= Extrait du document =
★ ★ ★ ★
Il s'était appelé "moulin des brouillards" avant d'être baptisé "moulin du vin".
Nous sommes à l'époque des "folies", ces résidences campagnardes que les nobles ou les bourgeois enrichis se font construire à proximité des villes.
Un avocat au Parlement de Paris, un certain Legrand Ducampjean, tombe amoureux de l'endroit. Il achète le terrain de 7000 m2, rase les ruines de la ferme et du moulin pour faire construire sa "folie".
Bien que relativement modeste elle est vite appelée "château" par les villageois.
En contrebas se trouve la Fontaine du But.
Cette fontaine, à l'origine Fontaine "du buc" est située dans le tournant de la rue de l'Abreuvoir et de la rue Girardon, au pied de l'escalier qui aujourd'hui permet de rejoindre la place Constantin Pecqueur (jadis place de la Fontaine du but).
C'est là que les meuniers de la Butte amenaient leurs ânes, c'est encore là que les éleveurs venaient laver leurs boeufs avant de les conduire à l'abattoir.
De la fontaine s'élevaient des vapeurs qui certains jours d'hiver formaient un rideau de brume. Il n'en fallait pas plus pour que la rue fût appelée rue des Brouillards de même que le "château" construit à proximité.
Certains adorateurs de la dive bouteille prétendent que le nom de "brouillards" daterait du moulin du vin où le soir de joyeuses compagnies vidaient force tonneaux et se retrouvaient dans un état comateux dû à la boisson sacrée!
L'avocat fait édifier un bâtiment central et deux pavillons au milieu de ses terres et de ses vignes qui descendaient au-delà de la rue Caulaincourt actuelle.
Notre homme est bien placé pour sentir tourner le vent!
Il liquide ses biens avant que n'éclate la Révolution, place son argent en pièces d'or et attend à l'écart que s'éloigne la tourmente.
On ignore alors ce que devient sa "folie".
On ne retrouve des traces de son histoire qu'en 1818. Le domaine est alors divisé en deux parties et vendu à deux acquéreurs.
C'est vers 1828 que Nerval serait venu y résider.
★ ★ ★ ★
= Données affichées =
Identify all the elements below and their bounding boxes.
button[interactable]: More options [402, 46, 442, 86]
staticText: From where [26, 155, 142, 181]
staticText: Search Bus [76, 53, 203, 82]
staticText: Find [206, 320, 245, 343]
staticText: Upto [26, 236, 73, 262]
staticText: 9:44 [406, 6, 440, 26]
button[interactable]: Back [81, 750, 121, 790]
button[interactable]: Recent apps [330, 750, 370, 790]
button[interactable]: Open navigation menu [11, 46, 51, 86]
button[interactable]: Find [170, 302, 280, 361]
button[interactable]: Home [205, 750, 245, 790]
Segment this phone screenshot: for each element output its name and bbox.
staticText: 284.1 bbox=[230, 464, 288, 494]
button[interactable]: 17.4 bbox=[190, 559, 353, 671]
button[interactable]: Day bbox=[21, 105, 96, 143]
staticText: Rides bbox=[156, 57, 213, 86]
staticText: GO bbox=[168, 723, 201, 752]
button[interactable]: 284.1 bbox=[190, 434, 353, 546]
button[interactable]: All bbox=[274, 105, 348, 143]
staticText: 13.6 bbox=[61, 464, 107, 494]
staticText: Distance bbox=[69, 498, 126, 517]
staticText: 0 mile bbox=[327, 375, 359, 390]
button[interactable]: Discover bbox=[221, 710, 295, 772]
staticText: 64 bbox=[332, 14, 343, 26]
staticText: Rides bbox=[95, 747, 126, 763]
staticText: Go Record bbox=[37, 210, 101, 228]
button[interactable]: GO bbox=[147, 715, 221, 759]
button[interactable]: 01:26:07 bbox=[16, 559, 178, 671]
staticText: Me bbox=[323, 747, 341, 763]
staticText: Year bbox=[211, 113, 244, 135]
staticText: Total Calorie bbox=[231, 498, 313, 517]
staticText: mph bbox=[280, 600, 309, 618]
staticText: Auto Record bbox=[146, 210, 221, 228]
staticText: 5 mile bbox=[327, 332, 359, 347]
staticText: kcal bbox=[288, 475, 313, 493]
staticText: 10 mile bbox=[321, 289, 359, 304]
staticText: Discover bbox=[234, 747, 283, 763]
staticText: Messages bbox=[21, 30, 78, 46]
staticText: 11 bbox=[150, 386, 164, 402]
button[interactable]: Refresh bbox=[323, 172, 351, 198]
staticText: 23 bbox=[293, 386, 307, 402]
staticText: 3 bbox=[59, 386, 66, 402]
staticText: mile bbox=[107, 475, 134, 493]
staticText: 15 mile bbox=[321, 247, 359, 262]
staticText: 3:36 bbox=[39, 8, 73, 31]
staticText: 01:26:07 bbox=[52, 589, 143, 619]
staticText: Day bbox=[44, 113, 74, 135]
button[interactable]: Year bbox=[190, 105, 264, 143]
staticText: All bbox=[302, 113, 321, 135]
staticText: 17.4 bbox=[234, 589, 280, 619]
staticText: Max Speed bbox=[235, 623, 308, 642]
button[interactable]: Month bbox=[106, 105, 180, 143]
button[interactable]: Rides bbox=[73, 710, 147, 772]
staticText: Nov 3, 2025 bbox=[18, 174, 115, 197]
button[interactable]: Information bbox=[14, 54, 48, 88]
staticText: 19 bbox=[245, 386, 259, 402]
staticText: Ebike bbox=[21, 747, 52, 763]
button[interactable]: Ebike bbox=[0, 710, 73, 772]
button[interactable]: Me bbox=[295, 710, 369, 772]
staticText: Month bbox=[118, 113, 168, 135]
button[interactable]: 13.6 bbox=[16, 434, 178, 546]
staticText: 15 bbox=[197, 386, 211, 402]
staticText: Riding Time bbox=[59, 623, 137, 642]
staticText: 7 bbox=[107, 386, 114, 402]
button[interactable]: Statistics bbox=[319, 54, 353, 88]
★ ★ ★ ★
= Tâches à réaliser =
(a) D'après le texte sur le château des Brouillards, quelle était la superficie du terrain acheté par l'avocat ?
(b) Recopiez mot pour mot le passage du texte sur le château des Brouillards qui commence à « Un avocat au » et se termine à « par les villageois. ».
(c) Prolongez le texte sur le château des Brouillards en reprenant après sa dernière phrase.
Les entrées forment un matériau à part, distinct du texte.

= Résultats obtenus =
(a) Le terrain mesurait 7000 m2.

(b)
Un avocat au Parlement de Paris, un certain Legrand Ducampjean, tombe amoureux de l'endroit. Il achète le terrain de 7000 m2, rase les ruines de la ferme et du moulin pour faire construire sa "folie".
Bien que relativement modeste elle est vite appelée "château" par les villageois.

(c)
En bon Montmartrois dont la bonne foi est égale à celle des Marseillais, j'estime que c'est une certitude!
Nerval y a vécu pendant presque 10 ans et c'est en ce lieu champêtre qu'il a écrit son Voyage en Orient, parole de Montmartrois!
Il a tellement aimé l'endroit qu'il l'a évoqué dans Promenades et Souvenirs :
..."Ce qui me séduisait avant tout, dans ce petit espace abrité par les grands arbres du château des Brouillards, c'était le reste du vignoble lié au souvenir de Saint-Denis qui, au point de vue philosophique, était peut-être le second Bacchus..."
C'est un éclairage intéressant sur saint Denis dont le nom, comme chacun sait, vient du grec Dionysos, c'est à dire le dieu du vin, le Bacchus des Latins.
Qu'il ait perdu la tête au milieu des vignes apporte de l'eau (!) au moulin de ceux qui affirment que les "brouillards" sont ceux de l'ivresse!
En 1848, pendant la révolution, le Club Républicain de Montmartre siège dans le "château" sous la direction de Léon Chautard.
En 1850 le parc est en partie sacrifié, les bâtiments annexes sont détruits pour laisser place à une série de modestes pavillons, là où s'élèvent aujourd'hui les immeubles très recherchés de l'Allée des Brouillards.
Les pavillons de bois sont proches du Maquis fait de cabanes et de constructions hétéroclites qui couvraient toute l'avenue Junot actuelle.
Il n'est donc pas étonnant qu'ils aient été parfois occupés par des artistes sans le sou. Steinlen, l'homme au grand coeur, passionné de justice et de chats y aurait vécu avant de s'établir plus bas, dans son Cat's Cottage ouvert aux miséreux et aux matous faméliques.
En 1889 Renoir débarque avec sa petite famille dans le pavillons 6.
L'entrée se fait par la grille du Château au 13 rue Girardon.
Son fils Jean y voit le jour et c'est là qu'il passe les trois premières années de sa vie.
Il garde le souvenir du jardin sauvage, des chèvres qui y venaient brouter. Le panthéisme qui inspirera certains de ses plus beaux films doit sans doute quelque chose à la Butte encore sauvage où vivaient artistes et marginaux.
Parmi eux le pittoresque Bibi la Purée qui s'invite parfois dans la cuisine d'Aline Renoir.
Jean parlera plus tard d'un couple moderne de deux gentils garçons, toujours tirés à 4 épingles et qui avaient entouré leur pavillon de clochettes et de sonnailles qui les avertissaent de l'approche d'un visiteur, fût-il un petit garçon qui savait à peine marcher!
Un beau matin la police débarqua et malgré le tintement des cloches, investit le pavillon. Les deux oiseaux n'étaient plus dans le nid! Ils avaient pris la poudre d'escampette et l'on ne retrouva au logis que du matériel d'imprimerie et des liasses de faux billets!
Dorgelès se souviendra de cette histoire dans son roman "Le Château des Brouillards"!
La femme de Renoir fait venir de sa province pour la naissance de son deuxième fils, Gabrielle qui servira de nourrice au petit Jean et de modèle maintes fois brossé au grand Auguste!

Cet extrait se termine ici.